_Written exercise_
Please reproduce the records word for word, from the first line through the line containing "indikator-bensin-label: INDIKATOR PENGUKUR", and nothing else.

_Input for this task_
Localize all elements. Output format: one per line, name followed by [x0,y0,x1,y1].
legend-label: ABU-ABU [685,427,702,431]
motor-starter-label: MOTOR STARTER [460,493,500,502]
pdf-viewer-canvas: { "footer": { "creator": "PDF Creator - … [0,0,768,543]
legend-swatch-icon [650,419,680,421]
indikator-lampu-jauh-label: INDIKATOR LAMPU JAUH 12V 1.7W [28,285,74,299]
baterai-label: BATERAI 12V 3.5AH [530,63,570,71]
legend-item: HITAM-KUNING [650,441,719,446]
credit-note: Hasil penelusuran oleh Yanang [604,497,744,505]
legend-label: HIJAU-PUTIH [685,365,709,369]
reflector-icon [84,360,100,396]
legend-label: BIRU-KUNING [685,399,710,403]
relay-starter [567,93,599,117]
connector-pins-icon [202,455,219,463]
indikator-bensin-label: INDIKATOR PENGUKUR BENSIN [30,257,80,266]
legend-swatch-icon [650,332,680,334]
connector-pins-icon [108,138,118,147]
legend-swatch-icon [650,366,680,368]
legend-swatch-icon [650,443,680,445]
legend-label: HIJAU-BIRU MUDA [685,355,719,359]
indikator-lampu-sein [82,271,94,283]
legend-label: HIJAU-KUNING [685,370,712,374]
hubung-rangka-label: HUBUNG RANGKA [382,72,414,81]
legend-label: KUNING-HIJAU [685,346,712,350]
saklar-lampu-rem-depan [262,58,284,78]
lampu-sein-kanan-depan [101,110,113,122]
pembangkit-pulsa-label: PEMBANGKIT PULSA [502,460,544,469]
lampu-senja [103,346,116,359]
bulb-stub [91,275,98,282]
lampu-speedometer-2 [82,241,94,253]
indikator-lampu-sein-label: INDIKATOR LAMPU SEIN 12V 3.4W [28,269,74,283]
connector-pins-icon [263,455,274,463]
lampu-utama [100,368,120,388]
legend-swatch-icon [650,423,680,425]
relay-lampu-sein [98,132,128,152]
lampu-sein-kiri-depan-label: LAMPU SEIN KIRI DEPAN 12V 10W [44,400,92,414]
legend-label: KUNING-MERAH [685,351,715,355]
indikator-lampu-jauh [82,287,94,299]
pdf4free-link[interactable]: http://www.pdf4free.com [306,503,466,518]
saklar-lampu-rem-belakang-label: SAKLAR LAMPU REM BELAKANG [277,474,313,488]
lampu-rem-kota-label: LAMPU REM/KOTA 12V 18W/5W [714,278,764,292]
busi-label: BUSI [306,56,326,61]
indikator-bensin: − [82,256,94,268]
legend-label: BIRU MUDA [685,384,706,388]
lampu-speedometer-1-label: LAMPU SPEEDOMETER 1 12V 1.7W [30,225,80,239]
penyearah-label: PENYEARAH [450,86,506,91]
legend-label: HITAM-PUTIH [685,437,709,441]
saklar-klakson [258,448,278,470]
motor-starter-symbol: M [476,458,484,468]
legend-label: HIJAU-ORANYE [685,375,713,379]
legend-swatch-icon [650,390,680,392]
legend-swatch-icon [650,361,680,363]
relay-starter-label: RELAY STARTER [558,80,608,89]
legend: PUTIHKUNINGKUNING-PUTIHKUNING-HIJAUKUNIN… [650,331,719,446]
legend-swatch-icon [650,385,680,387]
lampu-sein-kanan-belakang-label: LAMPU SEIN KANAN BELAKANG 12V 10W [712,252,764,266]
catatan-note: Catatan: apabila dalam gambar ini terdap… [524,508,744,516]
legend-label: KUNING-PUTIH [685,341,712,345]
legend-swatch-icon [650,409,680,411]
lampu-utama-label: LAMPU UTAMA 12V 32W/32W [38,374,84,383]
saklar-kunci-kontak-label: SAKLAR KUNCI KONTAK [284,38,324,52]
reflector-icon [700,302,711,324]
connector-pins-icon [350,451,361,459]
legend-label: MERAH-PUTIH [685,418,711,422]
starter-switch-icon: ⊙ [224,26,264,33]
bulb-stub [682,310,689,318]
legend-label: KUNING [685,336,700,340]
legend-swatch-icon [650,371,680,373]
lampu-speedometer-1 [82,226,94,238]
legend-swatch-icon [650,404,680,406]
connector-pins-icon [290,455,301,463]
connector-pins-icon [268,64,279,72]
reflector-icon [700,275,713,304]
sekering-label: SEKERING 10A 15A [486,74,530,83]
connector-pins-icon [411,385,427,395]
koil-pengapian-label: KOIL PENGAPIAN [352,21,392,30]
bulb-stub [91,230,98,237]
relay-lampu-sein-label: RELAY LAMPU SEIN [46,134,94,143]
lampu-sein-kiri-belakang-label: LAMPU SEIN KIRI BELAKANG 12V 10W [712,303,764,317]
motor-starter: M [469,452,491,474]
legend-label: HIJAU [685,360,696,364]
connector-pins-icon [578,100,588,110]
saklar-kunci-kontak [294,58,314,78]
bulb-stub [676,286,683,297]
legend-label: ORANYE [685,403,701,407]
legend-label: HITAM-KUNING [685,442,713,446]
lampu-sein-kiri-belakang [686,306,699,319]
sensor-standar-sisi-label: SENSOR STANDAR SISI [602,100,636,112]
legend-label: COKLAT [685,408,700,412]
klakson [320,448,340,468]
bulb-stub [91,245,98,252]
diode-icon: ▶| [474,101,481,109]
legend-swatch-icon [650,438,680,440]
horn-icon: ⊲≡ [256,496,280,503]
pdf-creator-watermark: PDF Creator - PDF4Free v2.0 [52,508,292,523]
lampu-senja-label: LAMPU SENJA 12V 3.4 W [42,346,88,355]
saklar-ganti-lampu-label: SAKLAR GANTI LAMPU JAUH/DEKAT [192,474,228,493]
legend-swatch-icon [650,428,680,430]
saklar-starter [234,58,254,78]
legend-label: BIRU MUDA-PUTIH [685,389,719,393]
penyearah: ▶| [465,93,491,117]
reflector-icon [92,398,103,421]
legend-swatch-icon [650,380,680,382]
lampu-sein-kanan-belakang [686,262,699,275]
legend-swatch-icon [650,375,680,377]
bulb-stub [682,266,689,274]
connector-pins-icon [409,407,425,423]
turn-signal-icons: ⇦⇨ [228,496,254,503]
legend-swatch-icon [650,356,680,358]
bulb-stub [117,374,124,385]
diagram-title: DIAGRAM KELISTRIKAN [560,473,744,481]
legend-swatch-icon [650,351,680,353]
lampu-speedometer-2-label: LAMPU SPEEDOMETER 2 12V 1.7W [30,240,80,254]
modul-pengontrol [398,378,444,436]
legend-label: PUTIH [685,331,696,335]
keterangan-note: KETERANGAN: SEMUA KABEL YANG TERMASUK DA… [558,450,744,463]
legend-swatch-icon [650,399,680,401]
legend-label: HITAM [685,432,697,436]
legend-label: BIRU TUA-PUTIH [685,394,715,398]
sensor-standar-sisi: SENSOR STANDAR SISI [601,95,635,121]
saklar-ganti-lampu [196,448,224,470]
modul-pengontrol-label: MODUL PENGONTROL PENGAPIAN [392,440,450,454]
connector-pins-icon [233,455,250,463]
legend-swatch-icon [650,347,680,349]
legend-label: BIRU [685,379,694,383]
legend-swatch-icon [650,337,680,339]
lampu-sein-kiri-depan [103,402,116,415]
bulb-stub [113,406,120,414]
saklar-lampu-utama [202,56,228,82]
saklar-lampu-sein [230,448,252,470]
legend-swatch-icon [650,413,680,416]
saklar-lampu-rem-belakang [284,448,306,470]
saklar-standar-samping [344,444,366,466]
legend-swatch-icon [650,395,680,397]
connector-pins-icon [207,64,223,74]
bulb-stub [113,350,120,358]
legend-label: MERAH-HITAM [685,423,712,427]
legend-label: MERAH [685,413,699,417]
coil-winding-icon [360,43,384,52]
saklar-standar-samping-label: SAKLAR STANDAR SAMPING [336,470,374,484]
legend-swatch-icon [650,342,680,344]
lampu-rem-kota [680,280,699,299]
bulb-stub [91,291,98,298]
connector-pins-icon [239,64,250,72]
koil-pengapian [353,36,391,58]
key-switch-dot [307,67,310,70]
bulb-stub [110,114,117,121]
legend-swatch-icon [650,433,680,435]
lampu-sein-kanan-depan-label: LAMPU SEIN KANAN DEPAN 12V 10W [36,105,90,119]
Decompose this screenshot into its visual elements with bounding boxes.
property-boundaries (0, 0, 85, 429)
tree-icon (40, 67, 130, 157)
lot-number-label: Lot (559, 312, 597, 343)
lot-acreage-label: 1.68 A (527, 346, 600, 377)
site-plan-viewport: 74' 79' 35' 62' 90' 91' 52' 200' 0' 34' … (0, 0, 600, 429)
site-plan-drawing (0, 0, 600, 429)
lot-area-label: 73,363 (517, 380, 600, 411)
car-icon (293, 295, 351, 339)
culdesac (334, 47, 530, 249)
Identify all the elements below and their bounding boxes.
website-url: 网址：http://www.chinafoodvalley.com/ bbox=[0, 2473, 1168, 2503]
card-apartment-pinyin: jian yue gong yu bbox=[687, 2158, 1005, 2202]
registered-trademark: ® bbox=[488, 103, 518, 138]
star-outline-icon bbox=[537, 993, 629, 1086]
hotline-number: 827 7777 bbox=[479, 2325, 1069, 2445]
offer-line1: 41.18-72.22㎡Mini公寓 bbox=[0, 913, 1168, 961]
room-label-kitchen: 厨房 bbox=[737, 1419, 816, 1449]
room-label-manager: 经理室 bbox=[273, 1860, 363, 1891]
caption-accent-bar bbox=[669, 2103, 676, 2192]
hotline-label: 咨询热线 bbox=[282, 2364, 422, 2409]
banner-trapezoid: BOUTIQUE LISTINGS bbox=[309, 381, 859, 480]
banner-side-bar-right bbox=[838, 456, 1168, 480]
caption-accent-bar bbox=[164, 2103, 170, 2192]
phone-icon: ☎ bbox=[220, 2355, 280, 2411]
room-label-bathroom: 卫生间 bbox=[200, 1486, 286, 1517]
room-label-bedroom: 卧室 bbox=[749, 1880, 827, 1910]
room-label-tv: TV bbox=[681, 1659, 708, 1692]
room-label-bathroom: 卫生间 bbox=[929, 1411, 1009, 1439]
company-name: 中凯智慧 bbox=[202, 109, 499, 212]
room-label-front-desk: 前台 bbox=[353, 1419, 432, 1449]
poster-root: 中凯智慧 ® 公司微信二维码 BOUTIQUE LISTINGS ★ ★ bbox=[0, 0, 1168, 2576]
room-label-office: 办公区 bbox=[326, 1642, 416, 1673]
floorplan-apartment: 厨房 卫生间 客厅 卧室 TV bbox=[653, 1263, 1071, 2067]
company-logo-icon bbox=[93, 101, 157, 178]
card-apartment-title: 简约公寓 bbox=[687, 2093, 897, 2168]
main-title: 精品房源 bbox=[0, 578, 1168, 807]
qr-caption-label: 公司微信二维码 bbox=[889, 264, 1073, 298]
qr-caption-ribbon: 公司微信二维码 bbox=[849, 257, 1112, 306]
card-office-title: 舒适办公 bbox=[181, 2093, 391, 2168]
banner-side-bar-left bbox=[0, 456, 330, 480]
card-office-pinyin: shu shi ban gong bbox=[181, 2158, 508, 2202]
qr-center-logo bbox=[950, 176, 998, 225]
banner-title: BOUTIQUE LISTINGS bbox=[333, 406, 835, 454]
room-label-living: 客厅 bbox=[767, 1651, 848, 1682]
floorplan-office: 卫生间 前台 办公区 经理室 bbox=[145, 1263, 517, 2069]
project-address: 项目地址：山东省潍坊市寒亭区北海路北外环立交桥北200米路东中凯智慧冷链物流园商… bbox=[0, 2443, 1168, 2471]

_Answer to the task_
Localize all elements. Output format: one per line, name followed by [x0,y0,x1,y1].
legend-label: ABU-ABU [685,427,702,431]
motor-starter-label: MOTOR STARTER [460,493,500,502]
pdf-viewer-canvas: { "footer": { "creator": "PDF Creator - … [0,0,768,543]
legend-swatch-icon [650,419,680,421]
indikator-lampu-jauh-label: INDIKATOR LAMPU JAUH 12V 1.7W [28,285,74,299]
baterai-label: BATERAI 12V 3.5AH [530,63,570,71]
legend-item: HITAM-KUNING [650,441,719,446]
credit-note: Hasil penelusuran oleh Yanang [604,497,744,505]
legend-label: HIJAU-PUTIH [685,365,709,369]
reflector-icon [84,360,100,396]
legend-label: BIRU-KUNING [685,399,710,403]
relay-starter [567,93,599,117]
connector-pins-icon [202,455,219,463]
indikator-bensin-label: INDIKATOR PENGUKUR BENSIN [30,257,80,266]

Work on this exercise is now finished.